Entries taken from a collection
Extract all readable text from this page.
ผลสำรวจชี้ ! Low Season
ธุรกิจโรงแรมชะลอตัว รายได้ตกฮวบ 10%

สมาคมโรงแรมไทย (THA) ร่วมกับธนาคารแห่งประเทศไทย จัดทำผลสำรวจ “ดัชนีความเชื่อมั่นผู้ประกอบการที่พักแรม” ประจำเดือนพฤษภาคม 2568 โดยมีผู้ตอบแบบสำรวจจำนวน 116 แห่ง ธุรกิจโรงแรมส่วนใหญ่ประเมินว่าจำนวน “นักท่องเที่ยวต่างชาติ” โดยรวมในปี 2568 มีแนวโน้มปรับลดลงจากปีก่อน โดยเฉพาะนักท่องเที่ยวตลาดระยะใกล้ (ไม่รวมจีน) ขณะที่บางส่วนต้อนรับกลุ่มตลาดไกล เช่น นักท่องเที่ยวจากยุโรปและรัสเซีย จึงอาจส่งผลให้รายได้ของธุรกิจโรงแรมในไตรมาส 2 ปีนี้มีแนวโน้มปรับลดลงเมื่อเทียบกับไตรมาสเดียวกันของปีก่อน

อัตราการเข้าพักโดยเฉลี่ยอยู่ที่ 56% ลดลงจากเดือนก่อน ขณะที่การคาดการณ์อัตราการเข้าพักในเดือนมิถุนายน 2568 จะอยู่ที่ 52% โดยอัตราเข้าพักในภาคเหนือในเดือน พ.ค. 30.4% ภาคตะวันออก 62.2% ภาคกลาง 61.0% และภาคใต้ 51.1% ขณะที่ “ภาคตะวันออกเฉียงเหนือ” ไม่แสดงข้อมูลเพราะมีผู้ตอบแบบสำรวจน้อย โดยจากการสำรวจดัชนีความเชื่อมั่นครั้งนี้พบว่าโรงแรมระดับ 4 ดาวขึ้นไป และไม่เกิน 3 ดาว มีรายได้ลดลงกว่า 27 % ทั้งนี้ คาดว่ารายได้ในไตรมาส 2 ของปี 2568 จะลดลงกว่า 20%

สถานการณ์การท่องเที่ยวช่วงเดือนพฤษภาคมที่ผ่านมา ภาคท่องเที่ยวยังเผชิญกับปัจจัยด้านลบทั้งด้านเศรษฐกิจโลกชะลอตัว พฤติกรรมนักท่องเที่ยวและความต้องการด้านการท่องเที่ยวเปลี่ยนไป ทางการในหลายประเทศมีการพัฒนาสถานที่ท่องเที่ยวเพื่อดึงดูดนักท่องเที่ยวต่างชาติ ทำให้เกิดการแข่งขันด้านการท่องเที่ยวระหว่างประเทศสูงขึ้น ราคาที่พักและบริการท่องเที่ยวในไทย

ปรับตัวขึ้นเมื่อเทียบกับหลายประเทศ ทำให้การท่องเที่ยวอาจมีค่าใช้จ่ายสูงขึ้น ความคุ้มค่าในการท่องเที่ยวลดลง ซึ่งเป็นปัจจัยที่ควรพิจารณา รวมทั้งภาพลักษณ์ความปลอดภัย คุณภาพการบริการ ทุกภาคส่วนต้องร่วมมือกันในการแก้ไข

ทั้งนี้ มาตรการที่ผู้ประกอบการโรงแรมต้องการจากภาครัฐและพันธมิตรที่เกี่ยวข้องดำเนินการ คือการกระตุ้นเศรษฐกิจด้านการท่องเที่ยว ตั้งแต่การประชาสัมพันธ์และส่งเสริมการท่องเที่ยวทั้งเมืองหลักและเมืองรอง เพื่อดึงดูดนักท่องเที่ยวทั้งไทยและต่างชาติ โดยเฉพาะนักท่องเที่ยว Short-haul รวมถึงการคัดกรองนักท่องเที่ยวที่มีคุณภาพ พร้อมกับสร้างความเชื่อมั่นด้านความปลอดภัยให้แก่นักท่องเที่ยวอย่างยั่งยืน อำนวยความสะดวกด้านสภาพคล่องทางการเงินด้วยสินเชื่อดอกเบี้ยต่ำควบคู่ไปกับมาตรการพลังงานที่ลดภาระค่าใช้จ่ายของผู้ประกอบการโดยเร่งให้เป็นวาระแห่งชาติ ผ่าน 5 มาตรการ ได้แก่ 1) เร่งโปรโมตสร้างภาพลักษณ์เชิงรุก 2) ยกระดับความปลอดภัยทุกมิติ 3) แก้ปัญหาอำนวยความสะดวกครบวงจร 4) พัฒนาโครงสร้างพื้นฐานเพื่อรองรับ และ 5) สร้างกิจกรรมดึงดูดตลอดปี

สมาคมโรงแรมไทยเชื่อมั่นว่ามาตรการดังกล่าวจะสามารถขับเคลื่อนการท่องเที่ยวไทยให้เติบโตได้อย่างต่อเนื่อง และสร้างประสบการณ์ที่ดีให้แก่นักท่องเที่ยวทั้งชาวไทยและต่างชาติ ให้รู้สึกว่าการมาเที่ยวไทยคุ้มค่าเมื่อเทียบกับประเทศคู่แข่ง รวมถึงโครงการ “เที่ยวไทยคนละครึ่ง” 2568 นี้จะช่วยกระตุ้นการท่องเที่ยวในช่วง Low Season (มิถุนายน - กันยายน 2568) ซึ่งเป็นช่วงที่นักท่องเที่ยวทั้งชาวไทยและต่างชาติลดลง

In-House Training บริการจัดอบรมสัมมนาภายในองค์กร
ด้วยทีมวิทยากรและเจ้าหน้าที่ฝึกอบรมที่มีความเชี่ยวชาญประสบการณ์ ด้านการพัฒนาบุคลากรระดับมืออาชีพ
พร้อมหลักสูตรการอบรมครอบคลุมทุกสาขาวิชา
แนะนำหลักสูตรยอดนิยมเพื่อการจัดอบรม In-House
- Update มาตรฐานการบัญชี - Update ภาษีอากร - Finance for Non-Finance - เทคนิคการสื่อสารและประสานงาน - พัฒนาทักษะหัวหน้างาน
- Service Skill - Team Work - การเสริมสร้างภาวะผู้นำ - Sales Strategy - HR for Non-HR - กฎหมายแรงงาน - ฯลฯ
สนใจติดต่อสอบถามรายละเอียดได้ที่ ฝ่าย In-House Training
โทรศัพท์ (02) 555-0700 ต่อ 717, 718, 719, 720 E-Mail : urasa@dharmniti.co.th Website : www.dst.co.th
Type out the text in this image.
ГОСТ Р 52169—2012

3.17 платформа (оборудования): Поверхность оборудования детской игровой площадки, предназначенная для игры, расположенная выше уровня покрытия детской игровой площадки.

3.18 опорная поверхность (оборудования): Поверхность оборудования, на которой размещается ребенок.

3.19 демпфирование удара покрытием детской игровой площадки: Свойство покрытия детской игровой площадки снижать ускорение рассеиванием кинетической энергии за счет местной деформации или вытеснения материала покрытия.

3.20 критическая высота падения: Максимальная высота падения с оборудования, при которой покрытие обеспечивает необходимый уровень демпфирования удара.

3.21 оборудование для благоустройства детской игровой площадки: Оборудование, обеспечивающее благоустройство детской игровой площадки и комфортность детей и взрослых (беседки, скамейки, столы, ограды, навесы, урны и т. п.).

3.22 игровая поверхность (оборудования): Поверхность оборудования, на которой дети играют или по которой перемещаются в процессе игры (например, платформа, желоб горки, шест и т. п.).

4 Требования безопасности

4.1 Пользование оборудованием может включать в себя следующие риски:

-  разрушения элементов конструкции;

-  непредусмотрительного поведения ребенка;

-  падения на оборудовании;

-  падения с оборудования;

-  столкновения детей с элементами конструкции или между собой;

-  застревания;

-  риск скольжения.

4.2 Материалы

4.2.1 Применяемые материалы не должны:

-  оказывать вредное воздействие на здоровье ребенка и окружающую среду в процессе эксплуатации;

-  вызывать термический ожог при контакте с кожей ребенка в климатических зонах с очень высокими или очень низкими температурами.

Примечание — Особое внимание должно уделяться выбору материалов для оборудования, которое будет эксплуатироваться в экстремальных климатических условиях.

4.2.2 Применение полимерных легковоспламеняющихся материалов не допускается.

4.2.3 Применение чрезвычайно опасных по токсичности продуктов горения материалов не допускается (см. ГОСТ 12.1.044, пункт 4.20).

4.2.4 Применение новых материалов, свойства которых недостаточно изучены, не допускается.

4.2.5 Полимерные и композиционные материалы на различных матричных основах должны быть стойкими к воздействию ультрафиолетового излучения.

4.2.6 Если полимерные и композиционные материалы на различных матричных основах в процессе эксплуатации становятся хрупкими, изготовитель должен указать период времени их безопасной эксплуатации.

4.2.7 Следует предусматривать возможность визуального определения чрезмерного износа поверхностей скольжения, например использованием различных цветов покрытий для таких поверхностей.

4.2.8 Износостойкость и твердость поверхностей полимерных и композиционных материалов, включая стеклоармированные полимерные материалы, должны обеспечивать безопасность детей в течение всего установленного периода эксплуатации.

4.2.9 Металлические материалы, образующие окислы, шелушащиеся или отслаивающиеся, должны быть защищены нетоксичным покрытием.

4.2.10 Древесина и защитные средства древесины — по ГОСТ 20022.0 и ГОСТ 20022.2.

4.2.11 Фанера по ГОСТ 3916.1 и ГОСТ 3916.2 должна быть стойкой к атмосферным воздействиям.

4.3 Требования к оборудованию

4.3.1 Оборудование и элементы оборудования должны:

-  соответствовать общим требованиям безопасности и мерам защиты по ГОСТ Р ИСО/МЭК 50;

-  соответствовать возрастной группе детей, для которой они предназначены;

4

### Your task
Read the data above and pull out each line that holds the string "композиционные".

### Exercise response
4.2.5 Полимерные и композиционные материалы на различных матричных основах должны быть стойкими к воздействию ультрафиолетового излучения.
4.2.6 Если полимерные и композиционные материалы на различных матричных основах в процессе эксплуатации становятся хрупкими, изготовитель должен указать период времени их безопасной эксплуатации.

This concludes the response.